§ EXTRACT PROVIDED
· · · ·
A literal 18-wheeler?

Yes, literally. The FDA facility was essentially a document warehouse. The company I worked in, ISI, produced the very first electronic submission to the FDA. That CD-ROM is at the Smithsonian. We were defining electronic standards for FDA submissions. I traveled globally, working with large pharmaceutical companies to implement these standards, and eventually wrote a book about these standards in 2007 – in a career of nerdy accomplishments that may be the nerdiest.

Kivo – why now? And how do you view Kivo in the long term - what's your vision?

Like I mentioned, all the enterprise SaaS and cloud best practices could be deployed to small biotechs, but what had really shifted is the amount of drug development that is now happening in small pharma companies over the last two decades.

Venture capital is partly to thank for that: it's expensive to develop a drug, which is why it was traditionally done by very large companies. With VC dollars, researchers can take a promising compound, raise enough money to get through clinical trials, prove safety and efficacy, and then sell the licensing rights to large pharma players.

This has led to drug development pipelines skewing heavily toward emerging companies, with fewer than 100 employees. They don’t have the internal resources to manage the onerous regulatory compliance work, and they don’t have the budgets to spend on pricey document management systems.

There is a real opportunity at that intersection between the market and the technology changes, to offer a feature-rich, right-size solution that in the past you couldn't have done without cloud technology.

My vision for Kivo is to build a platform for small biotechs to manage the drug development process from preclinical to post-approval, and do that with their way of working in mind – using partnerships and outside contractors.

How do you view yourselves relative to the competition?

There's no one that we're aware of, at least, who has kind of drawn a bull's eye around this part of the market and is going directly after it, which I think makes this also really compelling for our target market.

What we are seeing is that regulatory compliance needs are quite specific, which underlines our value proposition to small biopharma companies: trying to take a file management platform and bolt on compliance pieces, creates an awkward workflow. At the same time, trying to take a full regulatory solution that's designed for thousands of users, and have that work and not be overkill for a company with 20 employees isn’t usually practical.

We’ve identified the best features and tools to support the compliance that's needed, while creating lightweight workflows that are completely anchored in how regulatory manages their projects without complicated configurations and implementations.

What are your thoughts on the current market conditions and what that could mean for Kivo?

There are still a lot of unknowns in the overall economy, but I think if we end up going into a recession, our solution will be incredibly attractive to companies that maybe wouldn't normally look at us. It is much more affordable, and we can implement it much faster than our competition.

This could be compounded by a common trend in life sciences: when there's an economic downturn, pharma companies rely more heavily on outsourcing and contractors, instead of bringing headcount in, and I think that's an area where we really shine in terms of our features. I'm not thrilled about prospects of an economic downturn, but from a business standpoint, I feel like we're positioned well if that happens.

Your two priorities for this seed round?

Scaling product is our primary priority: growing engineering and increasing the rate that we're shipping features. The second is scaling our go-to-market efforts on sales and marketing. Overall, getting the flywheel spinning to get momentum as quickly as we can.

Any book recommendations, Toban?

The book that I have open right now was written by my mother: she wrote a book titled Thirty-one Miles From Nowhere about her time growing up in post-depression western Kansas without electricity or indoor plumbing. 

It's a great book to pick up periodically, ground myself on what matters outside of tech, and put some perspective on the day-to-day challenges we face in a modern, affluent, and technologically rich environment.
· · · ·
Records from a data collection

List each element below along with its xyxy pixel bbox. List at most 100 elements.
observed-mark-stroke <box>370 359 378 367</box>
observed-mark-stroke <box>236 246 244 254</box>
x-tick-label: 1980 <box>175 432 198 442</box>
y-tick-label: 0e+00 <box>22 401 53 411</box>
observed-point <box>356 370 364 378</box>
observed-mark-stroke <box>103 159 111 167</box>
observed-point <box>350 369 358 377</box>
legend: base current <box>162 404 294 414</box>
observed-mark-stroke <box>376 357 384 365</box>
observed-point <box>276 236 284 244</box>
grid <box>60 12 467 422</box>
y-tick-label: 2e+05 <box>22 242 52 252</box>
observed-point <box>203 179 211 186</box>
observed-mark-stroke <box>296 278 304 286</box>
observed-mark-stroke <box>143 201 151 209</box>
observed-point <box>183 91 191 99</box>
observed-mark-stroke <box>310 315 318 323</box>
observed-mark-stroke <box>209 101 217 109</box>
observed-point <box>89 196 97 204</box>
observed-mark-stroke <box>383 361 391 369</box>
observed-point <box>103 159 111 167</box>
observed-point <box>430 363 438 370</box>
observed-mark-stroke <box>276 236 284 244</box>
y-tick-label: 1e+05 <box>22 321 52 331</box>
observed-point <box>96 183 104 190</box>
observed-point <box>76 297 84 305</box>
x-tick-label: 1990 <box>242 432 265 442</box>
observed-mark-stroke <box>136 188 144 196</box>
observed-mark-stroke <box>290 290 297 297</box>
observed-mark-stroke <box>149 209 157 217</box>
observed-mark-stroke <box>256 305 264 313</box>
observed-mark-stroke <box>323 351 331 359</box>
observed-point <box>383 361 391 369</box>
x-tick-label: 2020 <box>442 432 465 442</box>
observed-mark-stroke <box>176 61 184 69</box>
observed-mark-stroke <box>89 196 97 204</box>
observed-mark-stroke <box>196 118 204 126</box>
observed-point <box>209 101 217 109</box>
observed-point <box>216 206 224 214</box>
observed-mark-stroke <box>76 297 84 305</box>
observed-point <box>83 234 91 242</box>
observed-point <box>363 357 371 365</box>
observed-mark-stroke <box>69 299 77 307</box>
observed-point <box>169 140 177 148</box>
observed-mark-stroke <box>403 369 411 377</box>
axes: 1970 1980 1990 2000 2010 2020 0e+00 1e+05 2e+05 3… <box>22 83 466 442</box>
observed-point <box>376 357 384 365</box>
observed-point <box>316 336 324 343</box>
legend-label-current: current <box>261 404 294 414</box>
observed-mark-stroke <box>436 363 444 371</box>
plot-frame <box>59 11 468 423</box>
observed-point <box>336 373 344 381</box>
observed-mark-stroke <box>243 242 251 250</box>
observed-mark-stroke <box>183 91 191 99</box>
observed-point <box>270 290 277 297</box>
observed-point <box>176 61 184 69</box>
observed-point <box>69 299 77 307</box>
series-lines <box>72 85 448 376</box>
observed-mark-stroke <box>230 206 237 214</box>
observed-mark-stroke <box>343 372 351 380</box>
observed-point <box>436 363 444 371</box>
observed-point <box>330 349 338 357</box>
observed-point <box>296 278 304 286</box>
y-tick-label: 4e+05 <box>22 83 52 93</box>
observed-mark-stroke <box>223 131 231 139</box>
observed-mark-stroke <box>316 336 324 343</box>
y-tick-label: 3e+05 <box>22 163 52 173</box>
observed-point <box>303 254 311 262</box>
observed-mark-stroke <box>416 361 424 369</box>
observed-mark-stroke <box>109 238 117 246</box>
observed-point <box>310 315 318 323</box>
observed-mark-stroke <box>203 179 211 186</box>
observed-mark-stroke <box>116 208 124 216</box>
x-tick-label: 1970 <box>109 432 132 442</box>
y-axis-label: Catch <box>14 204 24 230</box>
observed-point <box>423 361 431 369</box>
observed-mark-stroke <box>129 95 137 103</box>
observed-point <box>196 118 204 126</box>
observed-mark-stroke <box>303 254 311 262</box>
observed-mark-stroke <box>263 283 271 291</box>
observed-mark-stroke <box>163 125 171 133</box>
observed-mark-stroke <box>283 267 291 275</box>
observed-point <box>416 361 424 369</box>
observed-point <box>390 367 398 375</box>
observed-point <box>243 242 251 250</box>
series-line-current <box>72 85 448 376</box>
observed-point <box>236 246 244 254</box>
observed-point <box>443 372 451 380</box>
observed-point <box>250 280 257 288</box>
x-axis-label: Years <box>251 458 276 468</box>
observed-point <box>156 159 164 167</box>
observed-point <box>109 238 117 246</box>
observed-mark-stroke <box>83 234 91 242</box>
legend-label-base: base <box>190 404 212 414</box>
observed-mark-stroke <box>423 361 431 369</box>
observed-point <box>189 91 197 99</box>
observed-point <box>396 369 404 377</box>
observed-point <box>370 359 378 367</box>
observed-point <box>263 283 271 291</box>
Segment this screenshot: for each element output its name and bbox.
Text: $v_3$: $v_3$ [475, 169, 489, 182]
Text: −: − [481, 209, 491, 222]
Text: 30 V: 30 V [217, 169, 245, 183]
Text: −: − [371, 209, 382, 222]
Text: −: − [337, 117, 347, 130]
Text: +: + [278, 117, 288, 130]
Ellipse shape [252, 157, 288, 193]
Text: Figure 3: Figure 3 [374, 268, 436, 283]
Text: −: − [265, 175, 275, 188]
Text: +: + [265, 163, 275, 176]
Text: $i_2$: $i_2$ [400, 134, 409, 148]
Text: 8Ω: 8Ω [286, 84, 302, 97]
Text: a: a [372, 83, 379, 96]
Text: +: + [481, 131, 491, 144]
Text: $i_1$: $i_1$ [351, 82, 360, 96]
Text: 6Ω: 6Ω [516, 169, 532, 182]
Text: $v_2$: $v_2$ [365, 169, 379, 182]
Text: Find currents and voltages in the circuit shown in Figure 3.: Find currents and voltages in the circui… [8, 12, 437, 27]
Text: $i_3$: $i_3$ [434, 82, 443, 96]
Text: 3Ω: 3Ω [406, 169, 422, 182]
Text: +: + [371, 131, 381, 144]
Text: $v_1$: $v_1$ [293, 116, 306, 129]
· · · ·
§ AIM OF THE EXERCISE
Rewrite the part of the interview about Kivo starting with "How do you view yourselves" and going on through "our target market.", putting "target" in place of "bull's eye".

§ RESULT FOR THIS TASK
How do you view yourselves relative to the competition?

There's no one that we're aware of, at least, who has kind of drawn a target around this part of the market and is going directly after it, which I think makes this also really compelling for our target market.